• THE TASK
Using the records that follow, copy every line containing the word "尼尔吉尼".

• ITEMS
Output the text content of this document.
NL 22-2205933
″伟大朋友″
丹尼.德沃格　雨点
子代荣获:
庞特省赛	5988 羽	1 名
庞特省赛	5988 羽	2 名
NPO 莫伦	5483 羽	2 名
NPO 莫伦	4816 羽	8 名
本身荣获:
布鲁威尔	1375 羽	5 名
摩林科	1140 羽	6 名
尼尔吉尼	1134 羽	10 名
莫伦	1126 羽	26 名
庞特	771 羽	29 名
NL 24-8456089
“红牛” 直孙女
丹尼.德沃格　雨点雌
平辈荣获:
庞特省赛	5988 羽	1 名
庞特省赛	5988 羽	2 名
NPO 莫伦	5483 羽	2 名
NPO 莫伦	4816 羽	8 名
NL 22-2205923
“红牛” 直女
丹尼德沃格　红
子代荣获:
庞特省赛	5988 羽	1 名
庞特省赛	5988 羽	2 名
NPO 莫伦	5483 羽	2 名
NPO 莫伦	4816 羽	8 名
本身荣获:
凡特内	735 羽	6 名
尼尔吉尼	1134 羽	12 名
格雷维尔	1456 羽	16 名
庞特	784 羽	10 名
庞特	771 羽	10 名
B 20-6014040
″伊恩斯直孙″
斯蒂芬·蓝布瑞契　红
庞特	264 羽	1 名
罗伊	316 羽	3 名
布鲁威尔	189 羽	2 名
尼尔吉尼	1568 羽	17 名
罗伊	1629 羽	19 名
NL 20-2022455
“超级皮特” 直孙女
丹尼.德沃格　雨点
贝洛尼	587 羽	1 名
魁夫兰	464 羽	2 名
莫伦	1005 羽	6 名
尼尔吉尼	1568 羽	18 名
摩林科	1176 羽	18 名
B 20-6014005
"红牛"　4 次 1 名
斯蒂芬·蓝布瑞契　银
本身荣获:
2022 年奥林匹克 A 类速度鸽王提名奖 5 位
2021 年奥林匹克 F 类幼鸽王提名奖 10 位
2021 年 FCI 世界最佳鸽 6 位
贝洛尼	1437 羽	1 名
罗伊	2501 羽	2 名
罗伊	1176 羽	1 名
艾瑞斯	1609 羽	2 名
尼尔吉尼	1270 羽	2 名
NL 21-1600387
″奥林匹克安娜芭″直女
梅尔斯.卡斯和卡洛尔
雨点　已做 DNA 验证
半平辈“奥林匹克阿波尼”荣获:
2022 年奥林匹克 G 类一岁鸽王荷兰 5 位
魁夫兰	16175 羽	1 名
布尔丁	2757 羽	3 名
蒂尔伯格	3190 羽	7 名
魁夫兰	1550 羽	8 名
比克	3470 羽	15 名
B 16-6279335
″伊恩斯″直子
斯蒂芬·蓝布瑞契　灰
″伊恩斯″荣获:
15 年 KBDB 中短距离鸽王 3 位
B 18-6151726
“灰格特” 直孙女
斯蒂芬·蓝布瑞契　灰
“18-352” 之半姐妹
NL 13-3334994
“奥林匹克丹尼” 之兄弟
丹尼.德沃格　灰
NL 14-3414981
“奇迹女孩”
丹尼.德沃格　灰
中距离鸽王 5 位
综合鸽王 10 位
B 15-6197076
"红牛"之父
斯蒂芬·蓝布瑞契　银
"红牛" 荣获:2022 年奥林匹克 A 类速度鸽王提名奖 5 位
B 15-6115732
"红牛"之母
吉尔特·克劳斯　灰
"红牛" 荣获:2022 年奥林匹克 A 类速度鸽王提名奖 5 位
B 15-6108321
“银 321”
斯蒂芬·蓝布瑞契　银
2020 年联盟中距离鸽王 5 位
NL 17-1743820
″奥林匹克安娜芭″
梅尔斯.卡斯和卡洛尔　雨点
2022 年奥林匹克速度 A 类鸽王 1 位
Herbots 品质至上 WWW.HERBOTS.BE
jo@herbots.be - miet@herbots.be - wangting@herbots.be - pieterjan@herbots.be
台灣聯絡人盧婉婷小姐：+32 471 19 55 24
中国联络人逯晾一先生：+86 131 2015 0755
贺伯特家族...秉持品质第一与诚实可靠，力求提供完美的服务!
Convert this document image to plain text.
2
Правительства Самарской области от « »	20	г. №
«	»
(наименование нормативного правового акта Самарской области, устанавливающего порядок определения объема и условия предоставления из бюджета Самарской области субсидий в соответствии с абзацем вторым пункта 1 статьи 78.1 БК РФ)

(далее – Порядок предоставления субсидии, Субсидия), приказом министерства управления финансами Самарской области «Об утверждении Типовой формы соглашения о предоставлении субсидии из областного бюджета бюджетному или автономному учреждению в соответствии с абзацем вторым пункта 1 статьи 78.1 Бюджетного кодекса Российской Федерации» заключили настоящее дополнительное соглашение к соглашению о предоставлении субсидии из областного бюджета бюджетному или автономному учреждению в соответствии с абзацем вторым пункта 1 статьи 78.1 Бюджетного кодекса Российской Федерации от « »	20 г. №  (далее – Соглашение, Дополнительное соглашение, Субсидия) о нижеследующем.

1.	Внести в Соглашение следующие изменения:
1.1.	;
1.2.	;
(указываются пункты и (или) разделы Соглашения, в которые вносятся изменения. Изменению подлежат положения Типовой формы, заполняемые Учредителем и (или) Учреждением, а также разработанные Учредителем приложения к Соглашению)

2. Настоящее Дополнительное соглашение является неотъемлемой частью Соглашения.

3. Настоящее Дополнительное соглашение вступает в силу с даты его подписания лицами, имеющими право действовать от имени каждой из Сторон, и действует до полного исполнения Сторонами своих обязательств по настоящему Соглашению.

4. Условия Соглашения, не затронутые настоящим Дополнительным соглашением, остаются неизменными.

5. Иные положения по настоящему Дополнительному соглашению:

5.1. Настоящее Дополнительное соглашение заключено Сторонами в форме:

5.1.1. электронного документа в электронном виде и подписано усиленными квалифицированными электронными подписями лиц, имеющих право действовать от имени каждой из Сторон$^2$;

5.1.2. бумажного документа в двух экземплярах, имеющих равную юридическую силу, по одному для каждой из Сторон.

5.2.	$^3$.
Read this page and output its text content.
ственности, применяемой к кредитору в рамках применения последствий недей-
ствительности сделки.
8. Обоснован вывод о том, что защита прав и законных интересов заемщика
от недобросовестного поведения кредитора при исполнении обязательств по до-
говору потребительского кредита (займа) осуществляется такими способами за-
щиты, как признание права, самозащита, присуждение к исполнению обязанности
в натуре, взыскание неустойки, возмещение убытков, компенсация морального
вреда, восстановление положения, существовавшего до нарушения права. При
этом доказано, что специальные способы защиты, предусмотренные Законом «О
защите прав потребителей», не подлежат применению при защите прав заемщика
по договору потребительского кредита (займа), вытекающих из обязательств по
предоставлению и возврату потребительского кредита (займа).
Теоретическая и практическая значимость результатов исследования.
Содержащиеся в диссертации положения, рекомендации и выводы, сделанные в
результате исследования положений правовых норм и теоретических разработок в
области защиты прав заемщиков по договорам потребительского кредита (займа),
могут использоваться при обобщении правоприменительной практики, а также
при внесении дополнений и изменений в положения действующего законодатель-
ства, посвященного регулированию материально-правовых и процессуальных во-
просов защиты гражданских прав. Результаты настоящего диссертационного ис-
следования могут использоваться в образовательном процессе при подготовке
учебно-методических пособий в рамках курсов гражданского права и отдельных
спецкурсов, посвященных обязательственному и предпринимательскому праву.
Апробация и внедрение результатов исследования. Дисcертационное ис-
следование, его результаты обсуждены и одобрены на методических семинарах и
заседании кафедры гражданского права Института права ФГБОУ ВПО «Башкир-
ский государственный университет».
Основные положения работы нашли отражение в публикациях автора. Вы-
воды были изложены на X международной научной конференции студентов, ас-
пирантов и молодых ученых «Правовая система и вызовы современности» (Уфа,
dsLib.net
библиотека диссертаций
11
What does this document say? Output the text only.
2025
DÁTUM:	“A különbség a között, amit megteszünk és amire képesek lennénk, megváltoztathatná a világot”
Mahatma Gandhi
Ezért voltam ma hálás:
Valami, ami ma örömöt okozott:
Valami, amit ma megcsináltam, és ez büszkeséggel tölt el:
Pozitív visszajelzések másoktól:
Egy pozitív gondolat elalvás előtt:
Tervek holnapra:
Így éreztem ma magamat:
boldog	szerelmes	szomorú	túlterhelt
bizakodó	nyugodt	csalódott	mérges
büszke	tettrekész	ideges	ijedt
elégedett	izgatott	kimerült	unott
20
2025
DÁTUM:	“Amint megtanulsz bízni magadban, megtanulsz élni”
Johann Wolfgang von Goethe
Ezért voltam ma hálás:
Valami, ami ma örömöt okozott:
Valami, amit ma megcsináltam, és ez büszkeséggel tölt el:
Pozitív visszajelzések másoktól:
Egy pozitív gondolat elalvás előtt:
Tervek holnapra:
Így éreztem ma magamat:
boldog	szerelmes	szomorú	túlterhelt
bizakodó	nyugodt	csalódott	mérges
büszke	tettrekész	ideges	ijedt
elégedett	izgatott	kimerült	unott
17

• EXERCISE OUTPUT
尼尔吉尼	1134 羽	10 名
尼尔吉尼	1134 羽	12 名
尼尔吉尼	1568 羽	17 名
尼尔吉尼	1568 羽	18 名
尼尔吉尼	1270 羽	2 名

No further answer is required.